§ **REQUIREMENT**: Return the records, each one exactly as written.

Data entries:
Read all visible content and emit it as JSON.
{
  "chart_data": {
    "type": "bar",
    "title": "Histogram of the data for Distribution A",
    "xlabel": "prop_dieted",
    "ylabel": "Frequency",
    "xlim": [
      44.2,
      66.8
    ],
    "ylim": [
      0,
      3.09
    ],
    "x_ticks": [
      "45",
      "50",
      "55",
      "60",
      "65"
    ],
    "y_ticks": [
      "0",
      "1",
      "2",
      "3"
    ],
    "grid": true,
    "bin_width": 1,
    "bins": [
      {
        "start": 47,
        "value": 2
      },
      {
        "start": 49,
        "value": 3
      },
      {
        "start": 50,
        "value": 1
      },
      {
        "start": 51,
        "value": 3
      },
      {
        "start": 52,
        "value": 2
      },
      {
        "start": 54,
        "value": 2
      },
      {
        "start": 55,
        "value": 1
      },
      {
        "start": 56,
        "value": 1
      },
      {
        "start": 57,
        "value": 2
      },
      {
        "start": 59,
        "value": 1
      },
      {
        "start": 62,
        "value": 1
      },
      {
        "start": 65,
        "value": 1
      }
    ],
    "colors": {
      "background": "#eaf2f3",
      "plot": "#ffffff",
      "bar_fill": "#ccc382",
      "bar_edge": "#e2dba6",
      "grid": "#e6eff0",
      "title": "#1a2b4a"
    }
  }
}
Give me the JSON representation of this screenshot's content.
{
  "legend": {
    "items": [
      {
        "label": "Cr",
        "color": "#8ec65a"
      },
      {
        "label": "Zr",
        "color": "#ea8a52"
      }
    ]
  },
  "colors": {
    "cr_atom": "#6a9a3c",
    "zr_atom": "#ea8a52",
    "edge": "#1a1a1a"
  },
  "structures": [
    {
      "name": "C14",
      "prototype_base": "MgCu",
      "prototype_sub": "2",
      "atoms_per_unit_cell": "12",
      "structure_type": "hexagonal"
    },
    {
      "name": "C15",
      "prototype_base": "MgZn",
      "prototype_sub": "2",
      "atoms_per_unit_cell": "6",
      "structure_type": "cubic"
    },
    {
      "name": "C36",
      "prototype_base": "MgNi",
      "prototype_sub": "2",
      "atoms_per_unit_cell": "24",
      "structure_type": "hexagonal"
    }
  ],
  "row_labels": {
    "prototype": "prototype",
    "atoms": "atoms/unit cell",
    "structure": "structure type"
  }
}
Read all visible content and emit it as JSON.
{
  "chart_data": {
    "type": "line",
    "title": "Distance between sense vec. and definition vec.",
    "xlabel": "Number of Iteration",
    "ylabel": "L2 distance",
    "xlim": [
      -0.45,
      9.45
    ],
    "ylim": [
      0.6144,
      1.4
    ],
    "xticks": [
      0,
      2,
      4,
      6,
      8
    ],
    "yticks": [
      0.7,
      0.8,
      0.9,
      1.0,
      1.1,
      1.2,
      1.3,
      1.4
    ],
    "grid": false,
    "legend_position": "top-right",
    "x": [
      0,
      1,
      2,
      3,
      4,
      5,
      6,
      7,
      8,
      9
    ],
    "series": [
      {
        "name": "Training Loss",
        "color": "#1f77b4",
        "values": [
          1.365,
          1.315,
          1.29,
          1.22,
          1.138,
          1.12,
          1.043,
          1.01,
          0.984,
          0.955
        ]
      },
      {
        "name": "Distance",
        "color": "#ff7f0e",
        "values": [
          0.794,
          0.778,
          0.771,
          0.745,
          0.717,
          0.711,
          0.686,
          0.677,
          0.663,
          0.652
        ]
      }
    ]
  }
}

§ **THE REPLY**:
Read all visible content and emit it as JSON.
{
  "chart_data": {
    "type": "bar",
    "title": "Histogram of the data for Distribution A",
    "xlabel": "prop_dieted",
    "ylabel": "Frequency",
    "xlim": [
      44.2,
      66.8
    ],
    "ylim": [
      0,
      3.09
    ],
    "x_ticks": [
      "45",
      "50",
      "55",
      "60",
      "65"
    ],
    "y_ticks": [
      "0",
      "1",
      "2",
      "3"
    ],
    "grid": true,
    "bin_width": 1,
    "bins": [
      {
        "start": 47,
        "value": 2
      },
      {
        "start": 49,
        "value": 3
      },
      {
        "start": 50,
        "value": 1
      },
      {
        "start": 51,
        "value": 3
      },
      {
        "start": 52,
        "value": 2
      },
      {
        "start": 54,
        "value": 2
      },
      {
        "start": 55,
        "value": 1
      },
      {
        "start": 56,
        "value": 1
      },
      {
        "start": 57,
        "value": 2
      },
      {
        "start": 59,
        "value": 1
      },
      {
        "start": 62,
        "value": 1
      },
      {
        "start": 65,
        "value": 1
      }
    ],
    "colors": {
      "background": "#eaf2f3",
      "plot": "#ffffff",
      "bar_fill": "#ccc382",
      "bar_edge": "#e2dba6",
      "grid": "#e6eff0",
      "title": "#1a2b4a"
    }
  }
}
Give me the JSON representation of this screenshot's content.
{
  "legend": {
    "items": [
      {
        "label": "Cr",
        "color": "#8ec65a"
      },
      {
        "label": "Zr",
        "color": "#ea8a52"
      }
    ]
  },
  "colors": {
    "cr_atom": "#6a9a3c",
    "zr_atom": "#ea8a52",
    "edge": "#1a1a1a"
  },
  "structures": [
    {
      "name": "C14",
      "prototype_base": "MgCu",
      "prototype_sub": "2",
      "atoms_per_unit_cell": "12",
      "structure_type": "hexagonal"
    },
    {
      "name": "C15",
      "prototype_base": "MgZn",
      "prototype_sub": "2",
      "atoms_per_unit_cell": "6",
      "structure_type": "cubic"
    },
    {
      "name": "C36",
      "prototype_base": "MgNi",
      "prototype_sub": "2",
      "atoms_per_unit_cell": "24",
      "structure_type": "hexagonal"
    }
  ],
  "row_labels": {
    "prototype": "prototype",
    "atoms": "atoms/unit cell",
    "structure": "structure type"
  }
}
Read all visible content and emit it as JSON.
{
  "chart_data": {
    "type": "line",
    "title": "Distance between sense vec. and definition vec.",
    "xlabel": "Number of Iteration",
    "ylabel": "L2 distance",
    "xlim": [
      -0.45,
      9.45
    ],
    "ylim": [
      0.6144,
      1.4
    ],
    "xticks": [
      0,
      2,
      4,
      6,
      8
    ],
    "yticks": [
      0.7,
      0.8,
      0.9,
      1.0,
      1.1,
      1.2,
      1.3,
      1.4
    ],
    "grid": false,
    "legend_position": "top-right",
    "x": [
      0,
      1,
      2,
      3,
      4,
      5,
      6,
      7,
      8,
      9
    ],
    "series": [
      {
        "name": "Training Loss",
        "color": "#1f77b4",
        "values": [
          1.365,
          1.315,
          1.29,
          1.22,
          1.138,
          1.12,
          1.043,
          1.01,
          0.984,
          0.955
        ]
      },
      {
        "name": "Distance",
        "color": "#ff7f0e",
        "values": [
          0.794,
          0.778,
          0.771,
          0.745,
          0.717,
          0.711,
          0.686,
          0.677,
          0.663,
          0.652
        ]
      }
    ]
  }
}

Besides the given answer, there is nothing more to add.